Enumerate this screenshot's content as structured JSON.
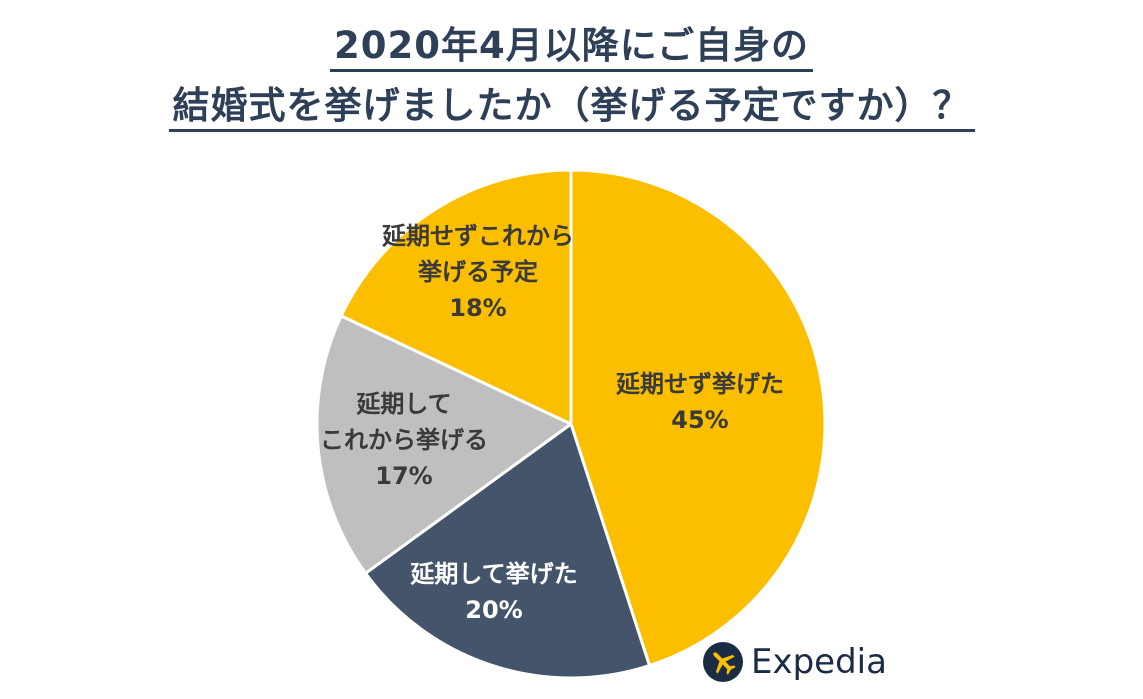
{
  "title": {
    "line1": "2020年4月以降にご自身の",
    "line2": "結婚式を挙げましたか（挙げる予定ですか）？"
  },
  "chart_data": {
    "type": "pie",
    "title": "2020年4月以降にご自身の結婚式を挙げましたか（挙げる予定ですか）？",
    "start_angle_deg": 0,
    "direction": "clockwise",
    "slices": [
      {
        "label_lines": [
          "延期せず挙げた"
        ],
        "value": 45,
        "value_label": "45%",
        "color": "#fbbf00",
        "text_color": "#3a3a3a"
      },
      {
        "label_lines": [
          "延期して挙げた"
        ],
        "value": 20,
        "value_label": "20%",
        "color": "#44546a",
        "text_color": "#ffffff"
      },
      {
        "label_lines": [
          "延期して",
          "これから挙げる"
        ],
        "value": 17,
        "value_label": "17%",
        "color": "#bfbfbf",
        "text_color": "#3a3a3a"
      },
      {
        "label_lines": [
          "延期せずこれから",
          "挙げる予定"
        ],
        "value": 18,
        "value_label": "18%",
        "color": "#fbbf00",
        "text_color": "#3a3a3a"
      }
    ],
    "separator_color": "#ffffff"
  },
  "logo": {
    "text": "Expedia",
    "icon": "airplane-icon",
    "color": "#1b2b44"
  }
}
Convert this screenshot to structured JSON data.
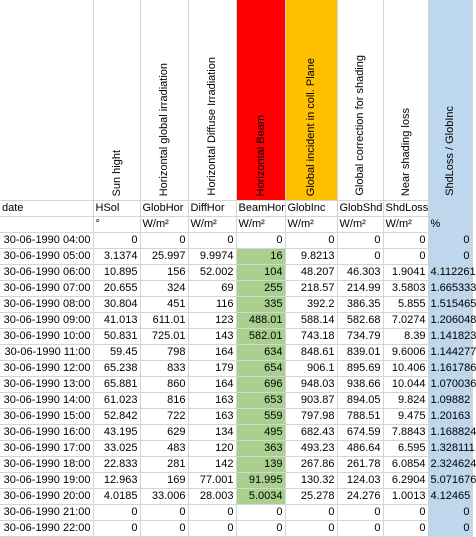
{
  "headers": [
    "",
    "Sun hight",
    "Horizontal global irradiation",
    "Horizontal Diffuse Irradiation",
    "Horizontal Beam",
    "Global incident in coll. Plane",
    "Global correction for shading",
    "Near shading loss",
    "ShdLoss / GlobInc"
  ],
  "labels": [
    "date",
    "HSol",
    "GlobHor",
    "DiffHor",
    "BeamHor",
    "GlobInc",
    "GlobShd",
    "ShdLoss",
    ""
  ],
  "units": [
    "",
    "°",
    "W/m²",
    "W/m²",
    "W/m²",
    "W/m²",
    "W/m²",
    "W/m²",
    "%"
  ],
  "header_colors": {
    "red": "#ff0000",
    "orange": "#ffc000",
    "blue": "#bdd7ee",
    "green": "#a9d08e"
  },
  "rows": [
    [
      "30-06-1990 04:00",
      "0",
      "0",
      "0",
      "0",
      "0",
      "0",
      "0",
      "0"
    ],
    [
      "30-06-1990 05:00",
      "3.1374",
      "25.997",
      "9.9974",
      "16",
      "9.8213",
      "0",
      "0",
      "0"
    ],
    [
      "30-06-1990 06:00",
      "10.895",
      "156",
      "52.002",
      "104",
      "48.207",
      "46.303",
      "1.9041",
      "4.112261"
    ],
    [
      "30-06-1990 07:00",
      "20.655",
      "324",
      "69",
      "255",
      "218.57",
      "214.99",
      "3.5803",
      "1.665333"
    ],
    [
      "30-06-1990 08:00",
      "30.804",
      "451",
      "116",
      "335",
      "392.2",
      "386.35",
      "5.855",
      "1.515465"
    ],
    [
      "30-06-1990 09:00",
      "41.013",
      "611.01",
      "123",
      "488.01",
      "588.14",
      "582.68",
      "7.0274",
      "1.206048"
    ],
    [
      "30-06-1990 10:00",
      "50.831",
      "725.01",
      "143",
      "582.01",
      "743.18",
      "734.79",
      "8.39",
      "1.141823"
    ],
    [
      "30-06-1990 11:00",
      "59.45",
      "798",
      "164",
      "634",
      "848.61",
      "839.01",
      "9.6006",
      "1.144277"
    ],
    [
      "30-06-1990 12:00",
      "65.238",
      "833",
      "179",
      "654",
      "906.1",
      "895.69",
      "10.406",
      "1.161786"
    ],
    [
      "30-06-1990 13:00",
      "65.881",
      "860",
      "164",
      "696",
      "948.03",
      "938.66",
      "10.044",
      "1.070036"
    ],
    [
      "30-06-1990 14:00",
      "61.023",
      "816",
      "163",
      "653",
      "903.87",
      "894.05",
      "9.824",
      "1.09882"
    ],
    [
      "30-06-1990 15:00",
      "52.842",
      "722",
      "163",
      "559",
      "797.98",
      "788.51",
      "9.475",
      "1.20163"
    ],
    [
      "30-06-1990 16:00",
      "43.195",
      "629",
      "134",
      "495",
      "682.43",
      "674.59",
      "7.8843",
      "1.168824"
    ],
    [
      "30-06-1990 17:00",
      "33.025",
      "483",
      "120",
      "363",
      "493.23",
      "486.64",
      "6.595",
      "1.328111"
    ],
    [
      "30-06-1990 18:00",
      "22.833",
      "281",
      "142",
      "139",
      "267.86",
      "261.78",
      "6.0854",
      "2.324624"
    ],
    [
      "30-06-1990 19:00",
      "12.963",
      "169",
      "77.001",
      "91.995",
      "130.32",
      "124.03",
      "6.2904",
      "5.071676"
    ],
    [
      "30-06-1990 20:00",
      "4.0185",
      "33.006",
      "28.003",
      "5.0034",
      "25.278",
      "24.276",
      "1.0013",
      "4.12465"
    ],
    [
      "30-06-1990 21:00",
      "0",
      "0",
      "0",
      "0",
      "0",
      "0",
      "0",
      "0"
    ],
    [
      "30-06-1990 22:00",
      "0",
      "0",
      "0",
      "0",
      "0",
      "0",
      "0",
      "0"
    ]
  ]
}
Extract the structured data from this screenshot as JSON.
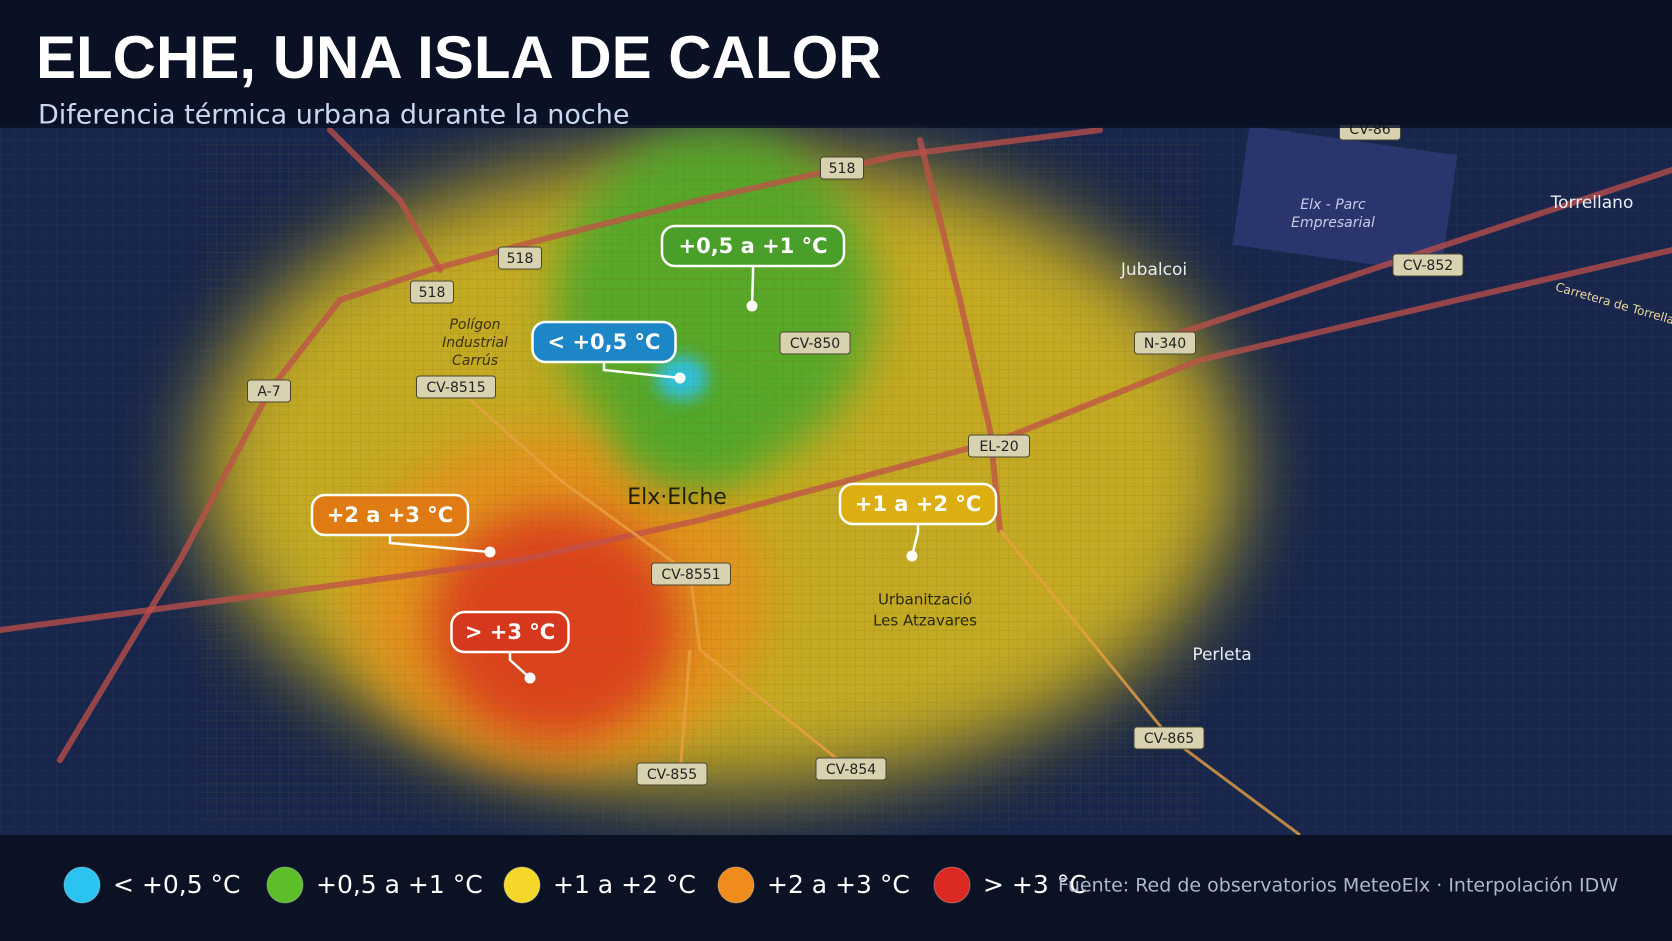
{
  "header": {
    "title": "ELCHE, UNA ISLA DE CALOR",
    "subtitle": "Diferencia térmica urbana durante la noche"
  },
  "map": {
    "places": [
      {
        "lines": [
          "Polígon",
          "Industrial",
          "Carrús"
        ]
      },
      {
        "lines": [
          "Elx·Elche"
        ]
      },
      {
        "lines": [
          "Jubalcoi"
        ]
      },
      {
        "lines": [
          "Torrellano"
        ]
      },
      {
        "lines": [
          "Elx - Parc",
          "Empresarial"
        ]
      },
      {
        "lines": [
          "Urbanització",
          "Les Atzavares"
        ]
      },
      {
        "lines": [
          "Perleta"
        ]
      },
      {
        "lines": [
          "Carretera de Torrellano"
        ]
      }
    ],
    "roads": [
      "518",
      "518",
      "518",
      "A-7",
      "CV-8515",
      "CV-850",
      "N-340",
      "EL-20",
      "CV-8551",
      "CV-855",
      "CV-854",
      "CV-865",
      "CV-852",
      "CV-86"
    ]
  },
  "callouts": [
    {
      "label": "+0,5 a +1 °C",
      "color": "#4a9e2a"
    },
    {
      "label": "< +0,5 °C",
      "color": "#1c86c6"
    },
    {
      "label": "+2 a +3 °C",
      "color": "#e07a12"
    },
    {
      "label": "+1 a +2 °C",
      "color": "#dcae12"
    },
    {
      "label": "> +3 °C",
      "color": "#d6381e"
    }
  ],
  "legend": [
    {
      "label": "< +0,5 °C",
      "color": "#2bc4f0"
    },
    {
      "label": "+0,5 a +1 °C",
      "color": "#5cbf2a"
    },
    {
      "label": "+1 a +2 °C",
      "color": "#f5d72a"
    },
    {
      "label": "+2 a +3 °C",
      "color": "#f08c1c"
    },
    {
      "label": "> +3 °C",
      "color": "#dc2a22"
    }
  ],
  "source": "Fuente: Red de observatorios MeteoElx · Interpolación IDW"
}
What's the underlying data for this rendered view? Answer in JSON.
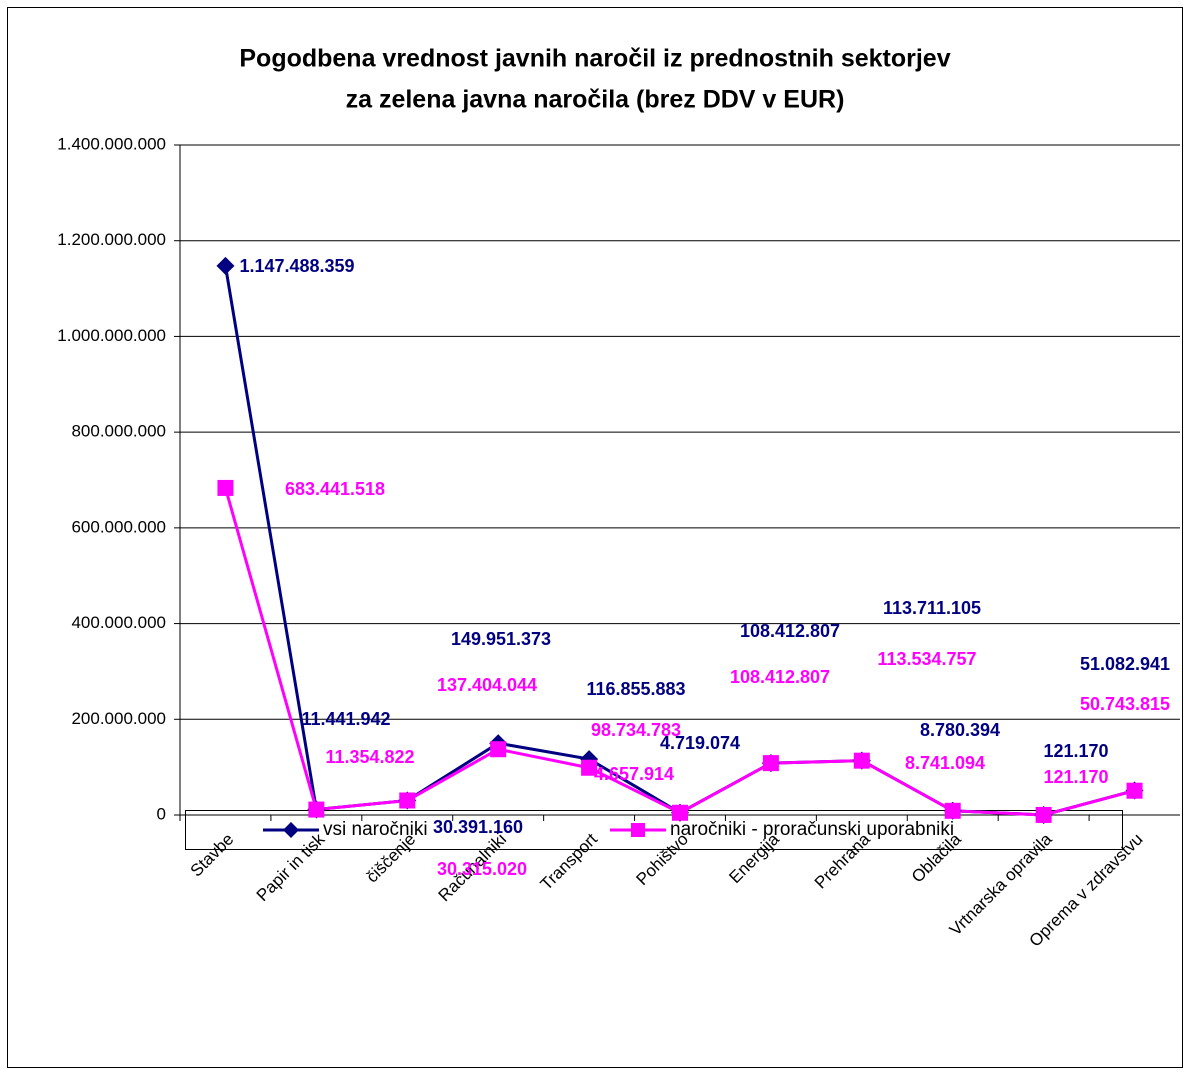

What to produce: Each line in the records above should be reproduced exactly; images are not copied.

Exercise solution:
Enumerate this screenshot's content as structured JSON.
{
  "title": {
    "line1": "2020年4月以降にご自身の",
    "line2": "結婚式を挙げましたか（挙げる予定ですか）？"
  },
  "chart_data": {
    "type": "pie",
    "title": "2020年4月以降にご自身の結婚式を挙げましたか（挙げる予定ですか）？",
    "start_angle_deg": 0,
    "direction": "clockwise",
    "slices": [
      {
        "label_lines": [
          "延期せず挙げた"
        ],
        "value": 45,
        "value_label": "45%",
        "color": "#fbbf00",
        "text_color": "#3a3a3a"
      },
      {
        "label_lines": [
          "延期して挙げた"
        ],
        "value": 20,
        "value_label": "20%",
        "color": "#44546a",
        "text_color": "#ffffff"
      },
      {
        "label_lines": [
          "延期して",
          "これから挙げる"
        ],
        "value": 17,
        "value_label": "17%",
        "color": "#bfbfbf",
        "text_color": "#3a3a3a"
      },
      {
        "label_lines": [
          "延期せずこれから",
          "挙げる予定"
        ],
        "value": 18,
        "value_label": "18%",
        "color": "#fbbf00",
        "text_color": "#3a3a3a"
      }
    ],
    "separator_color": "#ffffff"
  },
  "logo": {
    "text": "Expedia",
    "icon": "airplane-icon",
    "color": "#1b2b44"
  }
}
Convert this screenshot to structured JSON data.
{
  "headers": [
    "",
    "Sun hight",
    "Horizontal global irradiation",
    "Horizontal Diffuse Irradiation",
    "Horizontal Beam",
    "Global incident in coll. Plane",
    "Global correction for shading",
    "Near shading loss",
    "ShdLoss / GlobInc"
  ],
  "labels": [
    "date",
    "HSol",
    "GlobHor",
    "DiffHor",
    "BeamHor",
    "GlobInc",
    "GlobShd",
    "ShdLoss",
    ""
  ],
  "units": [
    "",
    "°",
    "W/m²",
    "W/m²",
    "W/m²",
    "W/m²",
    "W/m²",
    "W/m²",
    "%"
  ],
  "header_colors": {
    "red": "#ff0000",
    "orange": "#ffc000",
    "blue": "#bdd7ee",
    "green": "#a9d08e"
  },
  "rows": [
    [
      "30-06-1990 04:00",
      "0",
      "0",
      "0",
      "0",
      "0",
      "0",
      "0",
      "0"
    ],
    [
      "30-06-1990 05:00",
      "3.1374",
      "25.997",
      "9.9974",
      "16",
      "9.8213",
      "0",
      "0",
      "0"
    ],
    [
      "30-06-1990 06:00",
      "10.895",
      "156",
      "52.002",
      "104",
      "48.207",
      "46.303",
      "1.9041",
      "4.112261"
    ],
    [
      "30-06-1990 07:00",
      "20.655",
      "324",
      "69",
      "255",
      "218.57",
      "214.99",
      "3.5803",
      "1.665333"
    ],
    [
      "30-06-1990 08:00",
      "30.804",
      "451",
      "116",
      "335",
      "392.2",
      "386.35",
      "5.855",
      "1.515465"
    ],
    [
      "30-06-1990 09:00",
      "41.013",
      "611.01",
      "123",
      "488.01",
      "588.14",
      "582.68",
      "7.0274",
      "1.206048"
    ],
    [
      "30-06-1990 10:00",
      "50.831",
      "725.01",
      "143",
      "582.01",
      "743.18",
      "734.79",
      "8.39",
      "1.141823"
    ],
    [
      "30-06-1990 11:00",
      "59.45",
      "798",
      "164",
      "634",
      "848.61",
      "839.01",
      "9.6006",
      "1.144277"
    ],
    [
      "30-06-1990 12:00",
      "65.238",
      "833",
      "179",
      "654",
      "906.1",
      "895.69",
      "10.406",
      "1.161786"
    ],
    [
      "30-06-1990 13:00",
      "65.881",
      "860",
      "164",
      "696",
      "948.03",
      "938.66",
      "10.044",
      "1.070036"
    ],
    [
      "30-06-1990 14:00",
      "61.023",
      "816",
      "163",
      "653",
      "903.87",
      "894.05",
      "9.824",
      "1.09882"
    ],
    [
      "30-06-1990 15:00",
      "52.842",
      "722",
      "163",
      "559",
      "797.98",
      "788.51",
      "9.475",
      "1.20163"
    ],
    [
      "30-06-1990 16:00",
      "43.195",
      "629",
      "134",
      "495",
      "682.43",
      "674.59",
      "7.8843",
      "1.168824"
    ],
    [
      "30-06-1990 17:00",
      "33.025",
      "483",
      "120",
      "363",
      "493.23",
      "486.64",
      "6.595",
      "1.328111"
    ],
    [
      "30-06-1990 18:00",
      "22.833",
      "281",
      "142",
      "139",
      "267.86",
      "261.78",
      "6.0854",
      "2.324624"
    ],
    [
      "30-06-1990 19:00",
      "12.963",
      "169",
      "77.001",
      "91.995",
      "130.32",
      "124.03",
      "6.2904",
      "5.071676"
    ],
    [
      "30-06-1990 20:00",
      "4.0185",
      "33.006",
      "28.003",
      "5.0034",
      "25.278",
      "24.276",
      "1.0013",
      "4.12465"
    ],
    [
      "30-06-1990 21:00",
      "0",
      "0",
      "0",
      "0",
      "0",
      "0",
      "0",
      "0"
    ],
    [
      "30-06-1990 22:00",
      "0",
      "0",
      "0",
      "0",
      "0",
      "0",
      "0",
      "0"
    ]
  ]
}
Extract the structured data from this screenshot as JSON.
{
  "header": {
    "title": "ELCHE, UNA ISLA DE CALOR",
    "subtitle": "Diferencia térmica urbana durante la noche"
  },
  "map": {
    "places": [
      {
        "lines": [
          "Polígon",
          "Industrial",
          "Carrús"
        ]
      },
      {
        "lines": [
          "Elx·Elche"
        ]
      },
      {
        "lines": [
          "Jubalcoi"
        ]
      },
      {
        "lines": [
          "Torrellano"
        ]
      },
      {
        "lines": [
          "Elx - Parc",
          "Empresarial"
        ]
      },
      {
        "lines": [
          "Urbanització",
          "Les Atzavares"
        ]
      },
      {
        "lines": [
          "Perleta"
        ]
      },
      {
        "lines": [
          "Carretera de Torrellano"
        ]
      }
    ],
    "roads": [
      "518",
      "518",
      "518",
      "A-7",
      "CV-8515",
      "CV-850",
      "N-340",
      "EL-20",
      "CV-8551",
      "CV-855",
      "CV-854",
      "CV-865",
      "CV-852",
      "CV-86"
    ]
  },
  "callouts": [
    {
      "label": "+0,5 a +1 °C",
      "color": "#4a9e2a"
    },
    {
      "label": "< +0,5 °C",
      "color": "#1c86c6"
    },
    {
      "label": "+2 a +3 °C",
      "color": "#e07a12"
    },
    {
      "label": "+1 a +2 °C",
      "color": "#dcae12"
    },
    {
      "label": "> +3 °C",
      "color": "#d6381e"
    }
  ],
  "legend": [
    {
      "label": "< +0,5 °C",
      "color": "#2bc4f0"
    },
    {
      "label": "+0,5 a +1 °C",
      "color": "#5cbf2a"
    },
    {
      "label": "+1 a +2 °C",
      "color": "#f5d72a"
    },
    {
      "label": "+2 a +3 °C",
      "color": "#f08c1c"
    },
    {
      "label": "> +3 °C",
      "color": "#dc2a22"
    }
  ],
  "source": "Fuente: Red de observatorios MeteoElx · Interpolación IDW"
}
What's the underlying data for this rendered view? Answer in JSON.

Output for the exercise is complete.